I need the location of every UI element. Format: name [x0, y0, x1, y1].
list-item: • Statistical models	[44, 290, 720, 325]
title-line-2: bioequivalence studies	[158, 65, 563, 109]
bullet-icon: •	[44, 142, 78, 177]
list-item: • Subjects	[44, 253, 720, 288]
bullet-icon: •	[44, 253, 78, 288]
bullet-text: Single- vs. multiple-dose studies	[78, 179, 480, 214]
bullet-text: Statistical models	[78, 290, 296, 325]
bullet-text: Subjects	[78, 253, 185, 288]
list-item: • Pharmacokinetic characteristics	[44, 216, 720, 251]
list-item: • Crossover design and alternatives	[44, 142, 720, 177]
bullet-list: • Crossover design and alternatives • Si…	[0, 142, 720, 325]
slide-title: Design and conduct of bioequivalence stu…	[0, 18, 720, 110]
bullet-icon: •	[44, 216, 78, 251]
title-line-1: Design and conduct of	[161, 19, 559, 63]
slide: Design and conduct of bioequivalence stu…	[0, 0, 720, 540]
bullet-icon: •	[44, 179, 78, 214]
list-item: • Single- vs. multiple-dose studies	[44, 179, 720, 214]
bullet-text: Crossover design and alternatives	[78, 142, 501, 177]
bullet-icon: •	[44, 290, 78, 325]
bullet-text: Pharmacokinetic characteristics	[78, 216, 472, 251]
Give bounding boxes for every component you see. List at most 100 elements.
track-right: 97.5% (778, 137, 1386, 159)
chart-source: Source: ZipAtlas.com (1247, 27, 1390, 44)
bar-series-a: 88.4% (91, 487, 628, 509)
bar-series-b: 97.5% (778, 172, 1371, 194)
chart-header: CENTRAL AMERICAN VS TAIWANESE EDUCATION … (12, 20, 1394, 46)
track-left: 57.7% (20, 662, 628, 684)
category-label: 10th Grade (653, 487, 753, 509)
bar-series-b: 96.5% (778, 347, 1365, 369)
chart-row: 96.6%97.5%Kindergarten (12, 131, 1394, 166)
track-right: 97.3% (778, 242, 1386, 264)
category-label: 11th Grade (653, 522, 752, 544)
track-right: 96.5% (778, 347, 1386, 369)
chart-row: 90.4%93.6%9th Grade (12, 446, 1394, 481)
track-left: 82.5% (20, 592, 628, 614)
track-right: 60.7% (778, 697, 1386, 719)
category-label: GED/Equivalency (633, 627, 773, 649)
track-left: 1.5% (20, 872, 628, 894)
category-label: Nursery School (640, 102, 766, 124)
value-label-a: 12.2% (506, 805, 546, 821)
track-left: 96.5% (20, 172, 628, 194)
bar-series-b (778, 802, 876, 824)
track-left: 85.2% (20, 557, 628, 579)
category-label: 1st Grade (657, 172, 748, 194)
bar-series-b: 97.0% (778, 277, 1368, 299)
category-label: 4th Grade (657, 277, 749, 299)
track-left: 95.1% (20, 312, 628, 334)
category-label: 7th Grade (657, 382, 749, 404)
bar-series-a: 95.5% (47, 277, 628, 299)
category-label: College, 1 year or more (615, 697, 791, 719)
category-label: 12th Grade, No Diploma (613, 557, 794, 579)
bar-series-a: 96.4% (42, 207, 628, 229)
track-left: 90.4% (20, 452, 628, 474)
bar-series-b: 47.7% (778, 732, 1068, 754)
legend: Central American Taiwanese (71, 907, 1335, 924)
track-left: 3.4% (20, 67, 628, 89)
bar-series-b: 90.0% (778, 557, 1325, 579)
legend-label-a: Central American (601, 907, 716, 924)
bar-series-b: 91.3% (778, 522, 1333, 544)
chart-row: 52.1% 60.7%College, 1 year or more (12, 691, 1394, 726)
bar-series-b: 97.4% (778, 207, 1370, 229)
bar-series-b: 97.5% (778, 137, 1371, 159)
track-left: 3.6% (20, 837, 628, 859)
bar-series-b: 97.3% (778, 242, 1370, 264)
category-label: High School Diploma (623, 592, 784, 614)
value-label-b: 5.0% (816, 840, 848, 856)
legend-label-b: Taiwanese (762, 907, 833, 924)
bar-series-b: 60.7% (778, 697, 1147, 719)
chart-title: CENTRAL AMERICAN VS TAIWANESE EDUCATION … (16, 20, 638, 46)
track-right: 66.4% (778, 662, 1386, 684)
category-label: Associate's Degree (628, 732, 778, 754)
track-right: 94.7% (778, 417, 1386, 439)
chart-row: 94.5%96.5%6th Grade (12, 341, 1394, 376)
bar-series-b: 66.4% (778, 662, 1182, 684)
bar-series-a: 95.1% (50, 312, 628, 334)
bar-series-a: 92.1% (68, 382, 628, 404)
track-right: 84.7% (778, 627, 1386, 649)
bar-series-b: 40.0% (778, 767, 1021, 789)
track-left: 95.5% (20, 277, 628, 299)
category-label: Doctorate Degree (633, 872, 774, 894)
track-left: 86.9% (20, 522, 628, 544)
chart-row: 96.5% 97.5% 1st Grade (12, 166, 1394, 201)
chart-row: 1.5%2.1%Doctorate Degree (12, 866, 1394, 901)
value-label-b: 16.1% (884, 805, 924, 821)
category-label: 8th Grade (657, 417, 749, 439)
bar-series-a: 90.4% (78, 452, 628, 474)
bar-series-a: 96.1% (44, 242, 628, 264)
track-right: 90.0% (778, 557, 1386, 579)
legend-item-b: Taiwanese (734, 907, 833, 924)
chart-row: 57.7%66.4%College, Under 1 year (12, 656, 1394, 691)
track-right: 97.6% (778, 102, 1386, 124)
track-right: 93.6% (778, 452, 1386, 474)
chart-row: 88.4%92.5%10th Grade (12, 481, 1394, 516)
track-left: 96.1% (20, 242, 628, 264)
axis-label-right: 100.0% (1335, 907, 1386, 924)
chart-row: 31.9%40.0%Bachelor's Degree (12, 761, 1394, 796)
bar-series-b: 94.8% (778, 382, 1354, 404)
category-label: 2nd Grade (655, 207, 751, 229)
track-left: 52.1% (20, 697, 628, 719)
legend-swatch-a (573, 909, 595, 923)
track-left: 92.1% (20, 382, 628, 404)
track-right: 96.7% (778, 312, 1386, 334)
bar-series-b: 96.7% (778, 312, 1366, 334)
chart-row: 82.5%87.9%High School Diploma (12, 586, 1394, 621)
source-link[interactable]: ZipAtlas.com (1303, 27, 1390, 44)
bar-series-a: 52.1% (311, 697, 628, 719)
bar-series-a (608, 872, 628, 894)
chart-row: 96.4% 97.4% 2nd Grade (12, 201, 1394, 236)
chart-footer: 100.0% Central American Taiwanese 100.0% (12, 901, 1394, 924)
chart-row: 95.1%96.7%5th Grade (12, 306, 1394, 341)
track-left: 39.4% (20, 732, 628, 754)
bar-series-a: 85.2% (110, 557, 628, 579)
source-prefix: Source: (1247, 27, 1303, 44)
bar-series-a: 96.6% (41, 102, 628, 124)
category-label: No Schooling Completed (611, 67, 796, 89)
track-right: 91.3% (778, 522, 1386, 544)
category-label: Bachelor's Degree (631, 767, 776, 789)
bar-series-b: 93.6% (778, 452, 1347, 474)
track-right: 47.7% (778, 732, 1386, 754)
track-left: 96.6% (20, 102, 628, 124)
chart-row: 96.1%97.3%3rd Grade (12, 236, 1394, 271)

§ **Directions for this task**: Reproduce the material from its first line through the line with "179, 78, 214]", replacing "Subjects" with "Participants" and leaving everything else unchanged.

§ **The solution**:
I need the location of every UI element. Format: name [x0, y0, x1, y1].
list-item: • Statistical models	[44, 290, 720, 325]
title-line-2: bioequivalence studies	[158, 65, 563, 109]
bullet-icon: •	[44, 142, 78, 177]
list-item: • Participants	[44, 253, 720, 288]
bullet-icon: •	[44, 253, 78, 288]
bullet-text: Single- vs. multiple-dose studies	[78, 179, 480, 214]
bullet-text: Statistical models	[78, 290, 296, 325]
bullet-text: Participants	[78, 253, 185, 288]
list-item: • Pharmacokinetic characteristics	[44, 216, 720, 251]
list-item: • Crossover design and alternatives	[44, 142, 720, 177]
bullet-list: • Crossover design and alternatives • Si…	[0, 142, 720, 325]
slide-title: Design and conduct of bioequivalence stu…	[0, 18, 720, 110]
bullet-icon: •	[44, 216, 78, 251]
title-line-1: Design and conduct of	[161, 19, 559, 63]
slide: Design and conduct of bioequivalence stu…	[0, 0, 720, 540]
bullet-icon: •	[44, 179, 78, 214]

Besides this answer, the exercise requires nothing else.